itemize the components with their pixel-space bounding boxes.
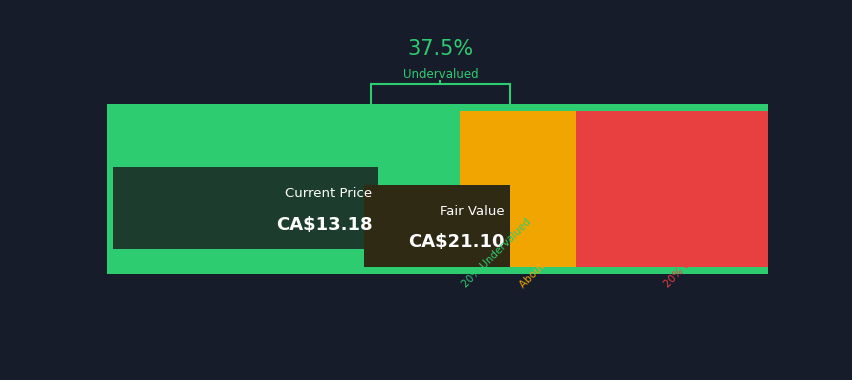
Text: Fair Value: Fair Value	[440, 204, 504, 218]
Text: Undervalued: Undervalued	[402, 68, 478, 81]
Text: 20% Overvalued: 20% Overvalued	[661, 222, 729, 290]
Text: About Right: About Right	[517, 239, 568, 290]
Bar	[106, 104, 460, 274]
Text: CA$21.10: CA$21.10	[407, 233, 504, 251]
Bar	[364, 185, 509, 266]
Bar	[113, 168, 377, 249]
Text: CA$13.18: CA$13.18	[275, 215, 372, 234]
Bar	[575, 104, 767, 274]
Bar	[106, 266, 767, 274]
Text: 37.5%: 37.5%	[407, 38, 473, 59]
Bar	[106, 104, 767, 111]
Text: Current Price: Current Price	[285, 187, 372, 200]
Text: 20% Undervalued: 20% Undervalued	[460, 217, 532, 290]
Bar	[460, 104, 575, 274]
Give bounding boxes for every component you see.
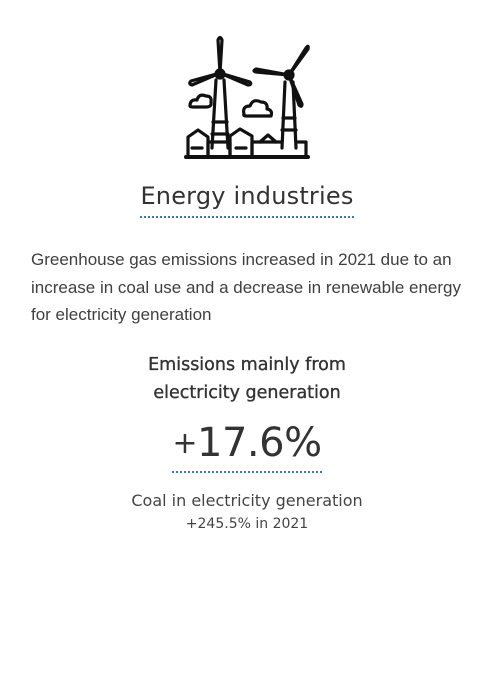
- coal-note-line-1: Coal in electricity generation: [131, 491, 363, 510]
- coal-note-line-2: +245.5% in 2021: [185, 516, 309, 532]
- card-title-text: Energy industries: [140, 182, 354, 218]
- subheading-line-2: electricity generation: [153, 383, 341, 403]
- card-description: Greenhouse gas emissions increased in 20…: [31, 250, 461, 324]
- stat-value-wrapper: +17.6%: [172, 420, 322, 473]
- emissions-subheading: Emissions mainly from electricity genera…: [0, 351, 494, 407]
- subheading-line-1: Emissions mainly from: [148, 355, 346, 375]
- stat-sign: +: [172, 426, 198, 461]
- wind-turbines-factory-icon: [184, 35, 310, 159]
- card-title: Energy industries: [0, 182, 494, 218]
- coal-note: Coal in electricity generation +245.5% i…: [0, 490, 494, 536]
- stat-value: 17.6%: [197, 420, 322, 466]
- emissions-change-stat: +17.6%: [0, 420, 494, 473]
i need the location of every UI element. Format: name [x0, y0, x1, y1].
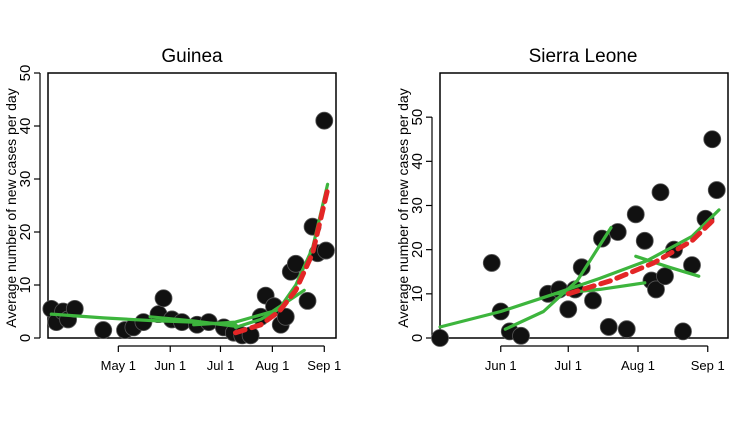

· · · · · · ·

Convert everything from the line containing "- coal-note-line-1: Coal" down to the line containing "- stat-value-wrapper: +17.6%: [172, 420, 322, 473]" into a Markdown table with the columns n and Line, numbering each row and leaving out blank lines.

| n | Line |
|---|---|
| 1 | - coal-note-line-1: Coal in electricity generation: [131, 491, 363, 510] |
| 2 | - coal-note-line-2: +245.5% in 2021: [185, 516, 309, 532] |
| 3 | - card-title-text: Energy industries: [140, 182, 354, 218] |
| 4 | - subheading-line-2: electricity generation: [153, 383, 341, 403] |
| 5 | - card-description: Greenhouse gas emissions increased in 20…: [31, 250, 461, 324] |
| 6 | - stat-value-wrapper: +17.6%: [172, 420, 322, 473] |